Return the lines where the word "chevron" occurs.

** BEGIN **

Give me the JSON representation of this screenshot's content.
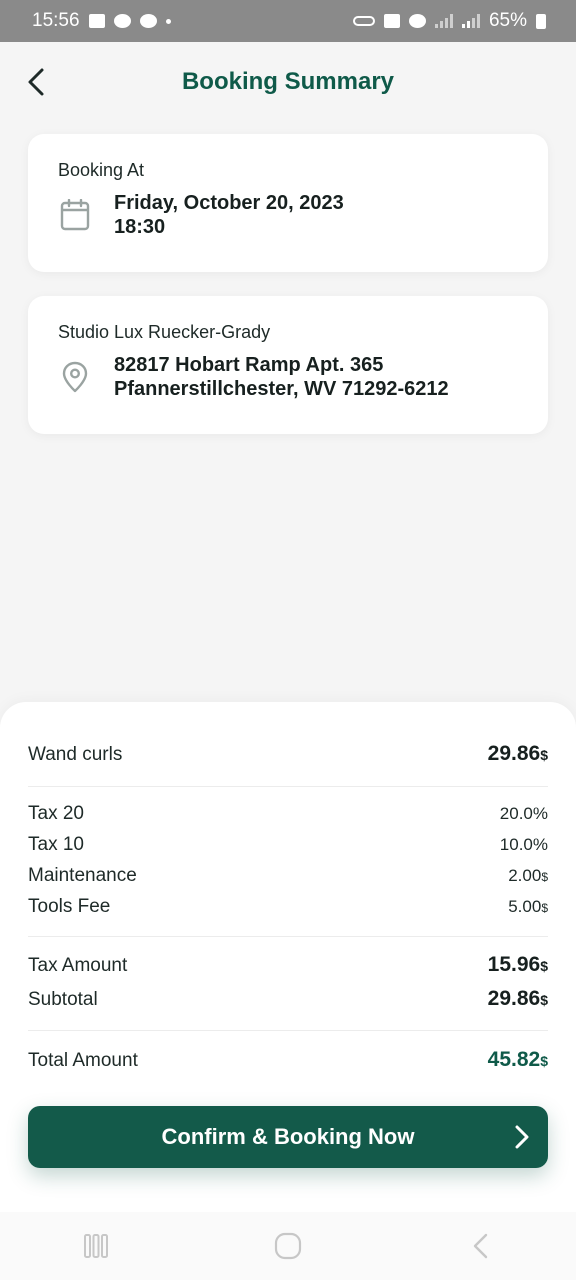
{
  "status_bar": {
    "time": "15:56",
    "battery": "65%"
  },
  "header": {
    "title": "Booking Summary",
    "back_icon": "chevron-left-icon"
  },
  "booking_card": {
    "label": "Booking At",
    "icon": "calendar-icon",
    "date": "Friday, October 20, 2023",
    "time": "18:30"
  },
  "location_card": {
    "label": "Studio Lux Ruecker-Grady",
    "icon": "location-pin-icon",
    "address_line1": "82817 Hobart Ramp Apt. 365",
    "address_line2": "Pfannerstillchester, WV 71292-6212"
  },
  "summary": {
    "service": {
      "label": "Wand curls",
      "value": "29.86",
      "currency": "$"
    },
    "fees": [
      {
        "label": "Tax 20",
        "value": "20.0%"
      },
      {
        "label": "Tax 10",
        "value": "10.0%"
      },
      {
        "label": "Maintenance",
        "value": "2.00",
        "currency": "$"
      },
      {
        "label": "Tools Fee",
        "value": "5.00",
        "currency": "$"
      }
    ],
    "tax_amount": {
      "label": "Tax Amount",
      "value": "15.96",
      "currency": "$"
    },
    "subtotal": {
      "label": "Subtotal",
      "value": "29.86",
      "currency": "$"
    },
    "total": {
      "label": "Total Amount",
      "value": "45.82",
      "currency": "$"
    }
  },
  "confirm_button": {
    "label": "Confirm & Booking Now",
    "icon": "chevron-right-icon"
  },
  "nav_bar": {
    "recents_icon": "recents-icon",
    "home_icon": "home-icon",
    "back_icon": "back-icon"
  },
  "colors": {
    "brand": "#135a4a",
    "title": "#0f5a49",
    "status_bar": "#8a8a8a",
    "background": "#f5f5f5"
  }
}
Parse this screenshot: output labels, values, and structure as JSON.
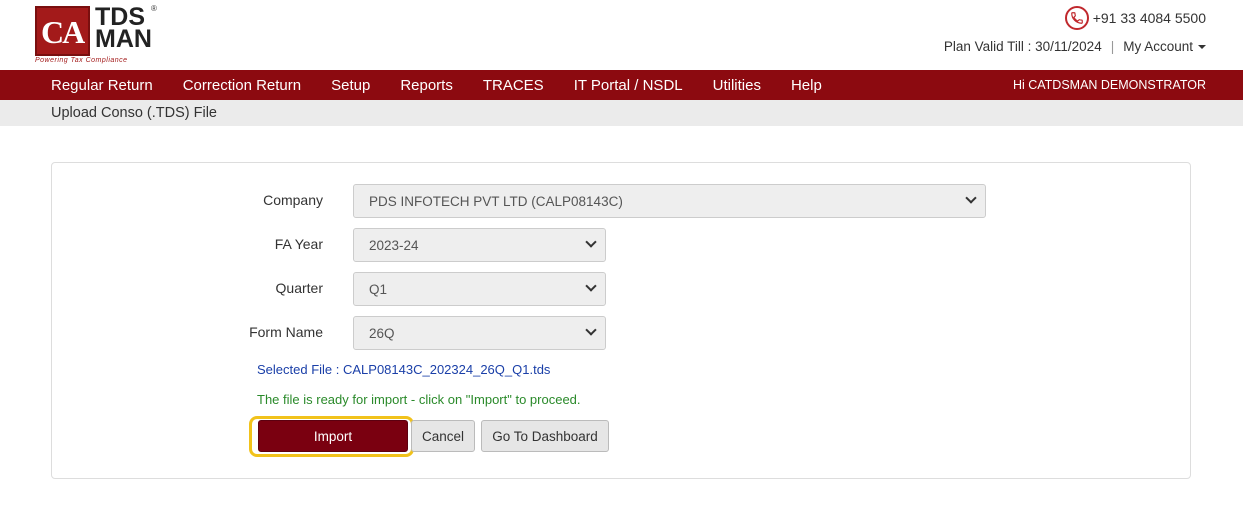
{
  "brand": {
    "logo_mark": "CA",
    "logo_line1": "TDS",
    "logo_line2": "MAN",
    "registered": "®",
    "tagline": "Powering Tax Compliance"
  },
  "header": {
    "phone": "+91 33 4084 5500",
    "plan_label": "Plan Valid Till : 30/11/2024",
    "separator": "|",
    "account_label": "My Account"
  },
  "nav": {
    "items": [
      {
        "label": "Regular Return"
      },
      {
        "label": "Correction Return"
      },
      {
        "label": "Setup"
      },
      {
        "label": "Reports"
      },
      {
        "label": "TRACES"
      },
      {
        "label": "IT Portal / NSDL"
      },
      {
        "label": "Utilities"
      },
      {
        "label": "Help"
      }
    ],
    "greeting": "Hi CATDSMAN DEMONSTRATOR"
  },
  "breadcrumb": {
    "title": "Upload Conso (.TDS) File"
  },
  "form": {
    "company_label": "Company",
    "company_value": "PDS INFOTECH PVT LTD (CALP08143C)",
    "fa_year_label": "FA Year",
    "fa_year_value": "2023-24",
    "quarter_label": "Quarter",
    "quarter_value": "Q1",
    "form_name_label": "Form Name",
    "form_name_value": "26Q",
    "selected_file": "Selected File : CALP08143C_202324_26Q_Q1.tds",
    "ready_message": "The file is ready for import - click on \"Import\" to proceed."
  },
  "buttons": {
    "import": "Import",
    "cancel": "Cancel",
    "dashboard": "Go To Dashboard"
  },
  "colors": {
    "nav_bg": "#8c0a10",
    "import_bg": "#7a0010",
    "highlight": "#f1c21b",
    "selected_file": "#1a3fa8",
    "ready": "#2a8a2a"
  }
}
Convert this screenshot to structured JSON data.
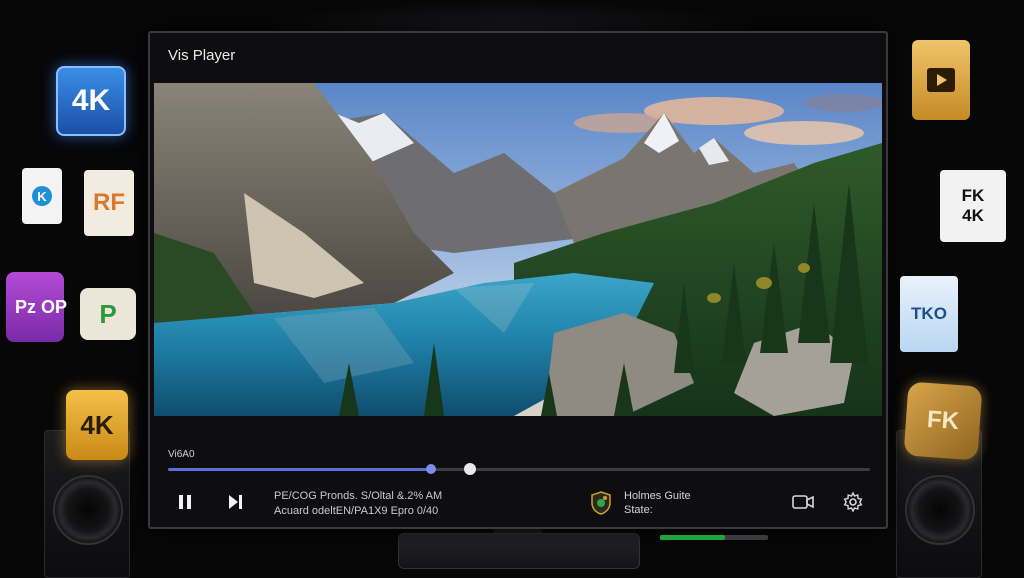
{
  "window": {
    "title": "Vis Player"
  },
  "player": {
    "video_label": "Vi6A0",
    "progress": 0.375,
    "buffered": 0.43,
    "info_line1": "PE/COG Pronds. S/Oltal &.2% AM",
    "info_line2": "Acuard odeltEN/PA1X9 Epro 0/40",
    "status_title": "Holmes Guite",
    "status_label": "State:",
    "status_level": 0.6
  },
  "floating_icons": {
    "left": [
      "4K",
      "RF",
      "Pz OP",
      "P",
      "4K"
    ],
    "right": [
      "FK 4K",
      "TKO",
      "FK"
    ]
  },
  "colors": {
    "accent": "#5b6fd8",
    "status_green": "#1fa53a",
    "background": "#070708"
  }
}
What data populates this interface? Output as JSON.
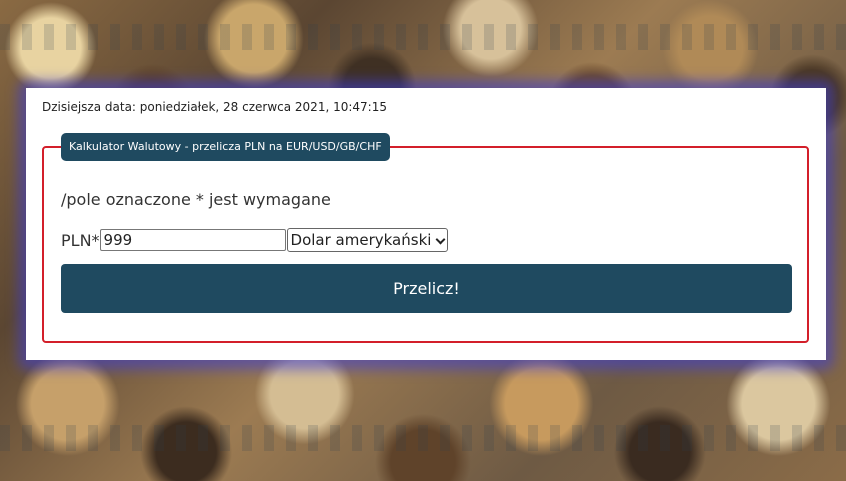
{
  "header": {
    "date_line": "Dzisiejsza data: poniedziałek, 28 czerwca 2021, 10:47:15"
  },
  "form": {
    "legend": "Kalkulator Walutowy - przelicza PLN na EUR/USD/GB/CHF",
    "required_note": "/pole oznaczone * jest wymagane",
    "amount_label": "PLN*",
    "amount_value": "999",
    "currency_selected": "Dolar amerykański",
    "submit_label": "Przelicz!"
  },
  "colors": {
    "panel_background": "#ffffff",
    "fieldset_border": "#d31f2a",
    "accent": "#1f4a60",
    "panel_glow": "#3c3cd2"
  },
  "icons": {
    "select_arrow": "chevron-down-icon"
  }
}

** END **

## Task answer
    "back_icon": "chevron-left-icon"
    "icon": "chevron-right-icon"
    "select_arrow": "chevron-down-icon"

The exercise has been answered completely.